» DO THIS
Without the pictures, return all of the material exactly as written.

» RECORDS FOR PROCESSING
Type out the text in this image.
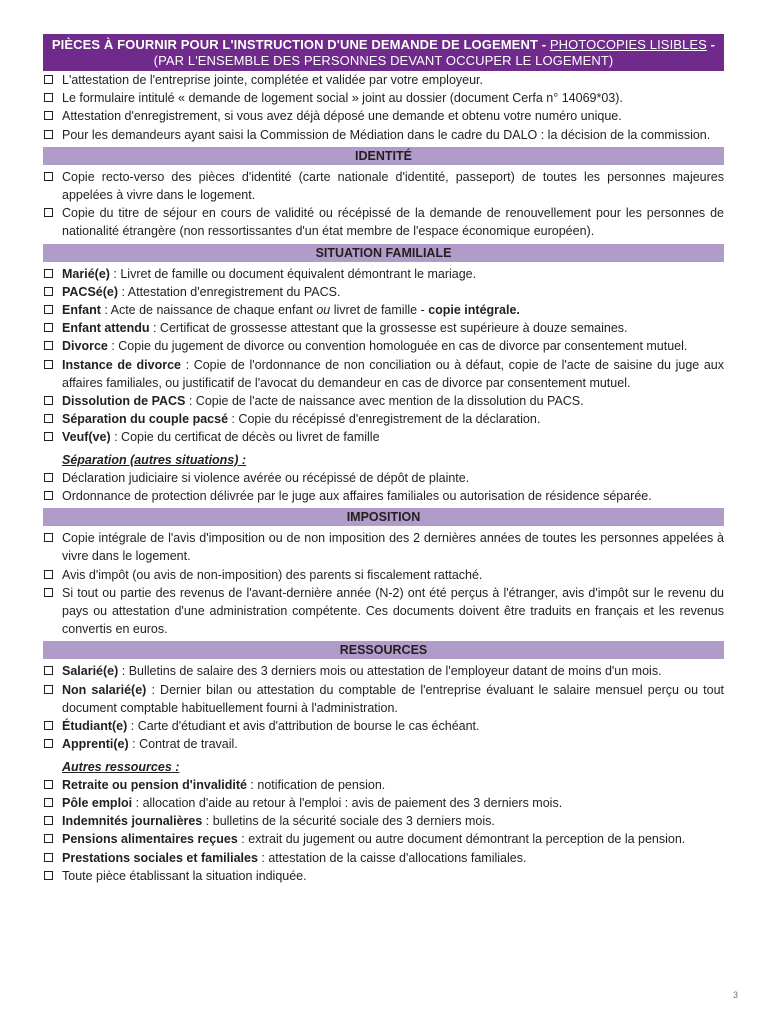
PIÈCES À FOURNIR POUR L'INSTRUCTION D'UNE DEMANDE DE LOGEMENT - PHOTOCOPIES LISIBLES -
(PAR L'ENSEMBLE DES PERSONNES DEVANT OCCUPER LE LOGEMENT)
L'attestation de l'entreprise jointe, complétée et validée par votre employeur.
Le formulaire intitulé « demande de logement social » joint au dossier (document Cerfa n° 14069*03).
Attestation d'enregistrement, si vous avez déjà déposé une demande et obtenu votre numéro unique.
Pour les demandeurs ayant saisi la Commission de Médiation dans le cadre du DALO : la décision de la commission.
IDENTITÉ
Copie recto-verso des pièces d'identité (carte nationale d'identité, passeport) de toutes les personnes majeures appelées à vivre dans le logement.
Copie du titre de séjour en cours de validité ou récépissé de la demande de renouvellement pour les personnes de nationalité étrangère (non ressortissantes d'un état membre de l'espace économique européen).
SITUATION FAMILIALE
Marié(e) : Livret de famille ou document équivalent démontrant le mariage.
PACSé(e) : Attestation d'enregistrement du PACS.
Enfant : Acte de naissance de chaque enfant ou livret de famille - copie intégrale.
Enfant attendu : Certificat de grossesse attestant que la grossesse est supérieure à douze semaines.
Divorce : Copie du jugement de divorce ou convention homologuée en cas de divorce par consentement mutuel.
Instance de divorce : Copie de l'ordonnance de non conciliation ou à défaut, copie de l'acte de saisine du juge aux affaires familiales, ou justificatif de l'avocat du demandeur en cas de divorce par consentement mutuel.
Dissolution de PACS : Copie de l'acte de naissance avec mention de la dissolution du PACS.
Séparation du couple pacsé : Copie du récépissé d'enregistrement de la déclaration.
Veuf(ve) : Copie du certificat de décès ou livret de famille
Séparation (autres situations) :
Déclaration judiciaire si violence avérée ou récépissé de dépôt de plainte.
Ordonnance de protection délivrée par le juge aux affaires familiales ou autorisation de résidence séparée.
IMPOSITION
Copie intégrale de l'avis d'imposition ou de non imposition des 2 dernières années de toutes les personnes appelées à vivre dans le logement.
Avis d'impôt (ou avis de non-imposition) des parents si fiscalement rattaché.
Si tout ou partie des revenus de l'avant-dernière année (N-2) ont été perçus à l'étranger, avis d'impôt sur le revenu du pays ou attestation d'une administration compétente. Ces documents doivent être traduits en français et les revenus convertis en euros.
RESSOURCES
Salarié(e) : Bulletins de salaire des 3 derniers mois ou attestation de l'employeur datant de moins d'un mois.
Non salarié(e) : Dernier bilan ou attestation du comptable de l'entreprise évaluant le salaire mensuel perçu ou tout document comptable habituellement fourni à l'administration.
Étudiant(e) : Carte d'étudiant et avis d'attribution de bourse le cas échéant.
Apprenti(e) : Contrat de travail.
Autres ressources :
Retraite ou pension d'invalidité : notification de pension.
Pôle emploi : allocation d'aide au retour à l'emploi : avis de paiement des 3 derniers mois.
Indemnités journalières : bulletins de la sécurité sociale des 3 derniers mois.
Pensions alimentaires reçues : extrait du jugement ou autre document démontrant la perception de la pension.
Prestations sociales et familiales : attestation de la caisse d'allocations familiales.
Toute pièce établissant la situation indiquée.
3
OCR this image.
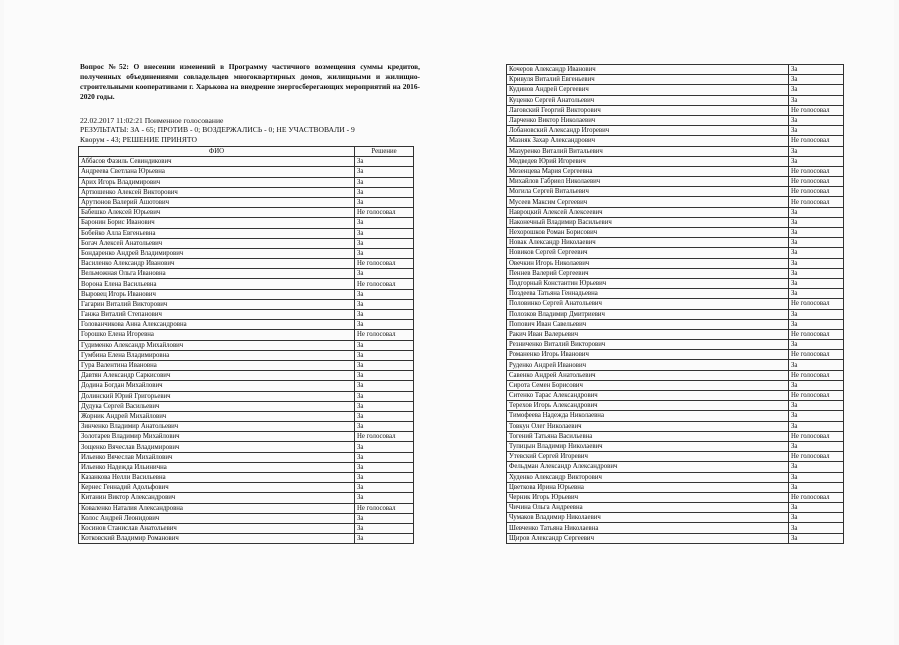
Вопрос №52: О внесении изменений в Программу частичного возмещения суммы кредитов, полученных объединениями совладельцев многоквартирных домов, жилищными и жилищно-строительными кооперативами г. Харькова на внедрение энергосберегающих мероприятий на 2016-2020 годы.
22.02.2017 11:02:21 Поименное голосование
РЕЗУЛЬТАТЫ: ЗА - 65; ПРОТИВ - 0; ВОЗДЕРЖАЛИСЬ - 0; НЕ УЧАСТВОВАЛИ - 9
Кворум - 43; РЕШЕНИЕ ПРИНЯТО
ФИО	Решение
Аббасов Фазиль Севиндикович	За
Андреева Светлана Юрьевна	За
Арих Игорь Владимирович	За
Артюшенко Алексей Викторович	За
Арутюнов Валерий Ашотович	За
Бабешко Алексей Юрьевич	Не голосовал
Баронин Борис Иванович	За
Бобейко Алла Евгеньевна	За
Богач Алексей Анатольевич	За
Бондаренко Андрей Владимирович	За
Василенко Александр Иванович	Не голосовал
Вельможная Ольга Ивановна	За
Ворона Елена Васильевна	Не голосовал
Выровец Игорь Иванович	За
Гагарин Виталий Викторович	За
Ганжа Виталий Степанович	За
Голованчикова Анна Александровна	За
Горошко Елена Игоревна	Не голосовал
Гудименко Александр Михайлович	За
Гумбина Елена Владимировна	За
Гура Валентина Ивановна	За
Давтян Александр Саркисович	За
Додина Богдан Михайлович	За
Долинский Юрий Григорьевич	За
Дудука Сергей Васильевич	За
Жорник Андрей Михайлович	За
Зинченко Владимир Анатольевич	За
Золотарев Владимир Михайлович	Не голосовал
Зощенко Вячеслав Владимирович	За
Ильенко Вячеслав Михайлович	За
Ильенко Надежда Ильинична	За
Казанкова Нелли Васильевна	За
Кернес Геннадий Адольфович	За
Китанин Виктор Александрович	За
Коваленко Наталия Александровна	Не голосовал
Колос Андрей Леонидович	За
Косинов Станислав Анатольевич	За
Котковский Владимир Романович	За
Кочеров Александр Иванович	За
Кривуля Виталий Евгеньевич	За
Кудинов Андрей Сергеевич	За
Куценко Сергей Анатольевич	За
Лаговский Георгий Викторович	Не голосовал
Ларченко Виктор Николаевич	За
Лобановский Александр Игоревич	За
Мазняк Захар Александрович	Не голосовал
Мазуренко Виталий Витальевич	За
Медведев Юрий Игоревич	За
Мезенцева Мария Сергеевна	Не голосовал
Михайлов Габриел Николаевич	Не голосовал
Могила Сергей Витальевич	Не голосовал
Мусеев Максим Сергеевич	Не голосовал
Навроцкий Алексей Алексеевич	За
Наконечный Владимир Васильевич	За
Нехорошков Роман Борисович	За
Новак Александр Николаевич	За
Новиков Сергей Сергеевич	За
Овечкин Игорь Николаевич	За
Пеннев Валерий Сергеевич	За
Подгорный Константин Юрьевич	За
Поздеева Татьяна Геннадьевна	За
Половинко Сергей Анатольевич	Не голосовал
Полозков Владимир Дмитриевич	За
Попович Иван Савельевич	За
Ракич Иван Валерьевич	Не голосовал
Резниченко Виталий Викторович	За
Романенко Игорь Иванович	Не голосовал
Руденко Андрей Иванович	За
Савенко Андрей Анатольевич	Не голосовал
Сирота Семен Борисович	За
Ситенко Тарас Александрович	Не голосовал
Терехов Игорь Александрович	За
Тимофеева Надежда Николаевна	За
Товкун Олег Николаевич	За
Тогений Татьяна Васильевна	Не голосовал
Тупицын Владимир Николаевич	За
Утевский Сергей Игоревич	Не голосовал
Фельдман Александр Александрович	За
Худенко Александр Викторович	За
Цветкова Ирина Юрьевна	За
Черник Игорь Юрьевич	Не голосовал
Чичина Ольга Андреевна	За
Чумаков Владимир Николаевич	За
Шевченко Татьяна Николаевна	За
Щиров Александр Сергеевич	За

» OUTPUT OF THE TASK
Type out the text in this image.
PIÈCES À FOURNIR POUR L'INSTRUCTION D'UNE DEMANDE DE LOGEMENT - PHOTOCOPIES LISIBLES -
(PAR L'ENSEMBLE DES PERSONNES DEVANT OCCUPER LE LOGEMENT)
L'attestation de l'entreprise jointe, complétée et validée par votre employeur.
Le formulaire intitulé « demande de logement social » joint au dossier (document Cerfa n° 14069*03).
Attestation d'enregistrement, si vous avez déjà déposé une demande et obtenu votre numéro unique.
Pour les demandeurs ayant saisi la Commission de Médiation dans le cadre du DALO : la décision de la commission.
IDENTITÉ
Copie recto-verso des pièces d'identité (carte nationale d'identité, passeport) de toutes les personnes majeures appelées à vivre dans le logement.
Copie du titre de séjour en cours de validité ou récépissé de la demande de renouvellement pour les personnes de nationalité étrangère (non ressortissantes d'un état membre de l'espace économique européen).
SITUATION FAMILIALE
Marié(e) : Livret de famille ou document équivalent démontrant le mariage.
PACSé(e) : Attestation d'enregistrement du PACS.
Enfant : Acte de naissance de chaque enfant ou livret de famille - copie intégrale.
Enfant attendu : Certificat de grossesse attestant que la grossesse est supérieure à douze semaines.
Divorce : Copie du jugement de divorce ou convention homologuée en cas de divorce par consentement mutuel.
Instance de divorce : Copie de l'ordonnance de non conciliation ou à défaut, copie de l'acte de saisine du juge aux affaires familiales, ou justificatif de l'avocat du demandeur en cas de divorce par consentement mutuel.
Dissolution de PACS : Copie de l'acte de naissance avec mention de la dissolution du PACS.
Séparation du couple pacsé : Copie du récépissé d'enregistrement de la déclaration.
Veuf(ve) : Copie du certificat de décès ou livret de famille
Séparation (autres situations) :
Déclaration judiciaire si violence avérée ou récépissé de dépôt de plainte.
Ordonnance de protection délivrée par le juge aux affaires familiales ou autorisation de résidence séparée.
IMPOSITION
Copie intégrale de l'avis d'imposition ou de non imposition des 2 dernières années de toutes les personnes appelées à vivre dans le logement.
Avis d'impôt (ou avis de non-imposition) des parents si fiscalement rattaché.
Si tout ou partie des revenus de l'avant-dernière année (N-2) ont été perçus à l'étranger, avis d'impôt sur le revenu du pays ou attestation d'une administration compétente. Ces documents doivent être traduits en français et les revenus convertis en euros.
RESSOURCES
Salarié(e) : Bulletins de salaire des 3 derniers mois ou attestation de l'employeur datant de moins d'un mois.
Non salarié(e) : Dernier bilan ou attestation du comptable de l'entreprise évaluant le salaire mensuel perçu ou tout document comptable habituellement fourni à l'administration.
Étudiant(e) : Carte d'étudiant et avis d'attribution de bourse le cas échéant.
Apprenti(e) : Contrat de travail.
Autres ressources :
Retraite ou pension d'invalidité : notification de pension.
Pôle emploi : allocation d'aide au retour à l'emploi : avis de paiement des 3 derniers mois.
Indemnités journalières : bulletins de la sécurité sociale des 3 derniers mois.
Pensions alimentaires reçues : extrait du jugement ou autre document démontrant la perception de la pension.
Prestations sociales et familiales : attestation de la caisse d'allocations familiales.
Toute pièce établissant la situation indiquée.
3
OCR this image.
Вопрос №52: О внесении изменений в Программу частичного возмещения суммы кредитов, полученных объединениями совладельцев многоквартирных домов, жилищными и жилищно-строительными кооперативами г. Харькова на внедрение энергосберегающих мероприятий на 2016-2020 годы.
22.02.2017 11:02:21 Поименное голосование
РЕЗУЛЬТАТЫ: ЗА - 65; ПРОТИВ - 0; ВОЗДЕРЖАЛИСЬ - 0; НЕ УЧАСТВОВАЛИ - 9
Кворум - 43; РЕШЕНИЕ ПРИНЯТО
ФИО	Решение
Аббасов Фазиль Севиндикович	За
Андреева Светлана Юрьевна	За
Арих Игорь Владимирович	За
Артюшенко Алексей Викторович	За
Арутюнов Валерий Ашотович	За
Бабешко Алексей Юрьевич	Не голосовал
Баронин Борис Иванович	За
Бобейко Алла Евгеньевна	За
Богач Алексей Анатольевич	За
Бондаренко Андрей Владимирович	За
Василенко Александр Иванович	Не голосовал
Вельможная Ольга Ивановна	За
Ворона Елена Васильевна	Не голосовал
Выровец Игорь Иванович	За
Гагарин Виталий Викторович	За
Ганжа Виталий Степанович	За
Голованчикова Анна Александровна	За
Горошко Елена Игоревна	Не голосовал
Гудименко Александр Михайлович	За
Гумбина Елена Владимировна	За
Гура Валентина Ивановна	За
Давтян Александр Саркисович	За
Додина Богдан Михайлович	За
Долинский Юрий Григорьевич	За
Дудука Сергей Васильевич	За
Жорник Андрей Михайлович	За
Зинченко Владимир Анатольевич	За
Золотарев Владимир Михайлович	Не голосовал
Зощенко Вячеслав Владимирович	За
Ильенко Вячеслав Михайлович	За
Ильенко Надежда Ильинична	За
Казанкова Нелли Васильевна	За
Кернес Геннадий Адольфович	За
Китанин Виктор Александрович	За
Коваленко Наталия Александровна	Не голосовал
Колос Андрей Леонидович	За
Косинов Станислав Анатольевич	За
Котковский Владимир Романович	За
Кочеров Александр Иванович	За
Кривуля Виталий Евгеньевич	За
Кудинов Андрей Сергеевич	За
Куценко Сергей Анатольевич	За
Лаговский Георгий Викторович	Не голосовал
Ларченко Виктор Николаевич	За
Лобановский Александр Игоревич	За
Мазняк Захар Александрович	Не голосовал
Мазуренко Виталий Витальевич	За
Медведев Юрий Игоревич	За
Мезенцева Мария Сергеевна	Не голосовал
Михайлов Габриел Николаевич	Не голосовал
Могила Сергей Витальевич	Не голосовал
Мусеев Максим Сергеевич	Не голосовал
Навроцкий Алексей Алексеевич	За
Наконечный Владимир Васильевич	За
Нехорошков Роман Борисович	За
Новак Александр Николаевич	За
Новиков Сергей Сергеевич	За
Овечкин Игорь Николаевич	За
Пеннев Валерий Сергеевич	За
Подгорный Константин Юрьевич	За
Поздеева Татьяна Геннадьевна	За
Половинко Сергей Анатольевич	Не голосовал
Полозков Владимир Дмитриевич	За
Попович Иван Савельевич	За
Ракич Иван Валерьевич	Не голосовал
Резниченко Виталий Викторович	За
Романенко Игорь Иванович	Не голосовал
Руденко Андрей Иванович	За
Савенко Андрей Анатольевич	Не голосовал
Сирота Семен Борисович	За
Ситенко Тарас Александрович	Не голосовал
Терехов Игорь Александрович	За
Тимофеева Надежда Николаевна	За
Товкун Олег Николаевич	За
Тогений Татьяна Васильевна	Не голосовал
Тупицын Владимир Николаевич	За
Утевский Сергей Игоревич	Не голосовал
Фельдман Александр Александрович	За
Худенко Александр Викторович	За
Цветкова Ирина Юрьевна	За
Черник Игорь Юрьевич	Не голосовал
Чичина Ольга Андреевна	За
Чумаков Владимир Николаевич	За
Шевченко Татьяна Николаевна	За
Щиров Александр Сергеевич	За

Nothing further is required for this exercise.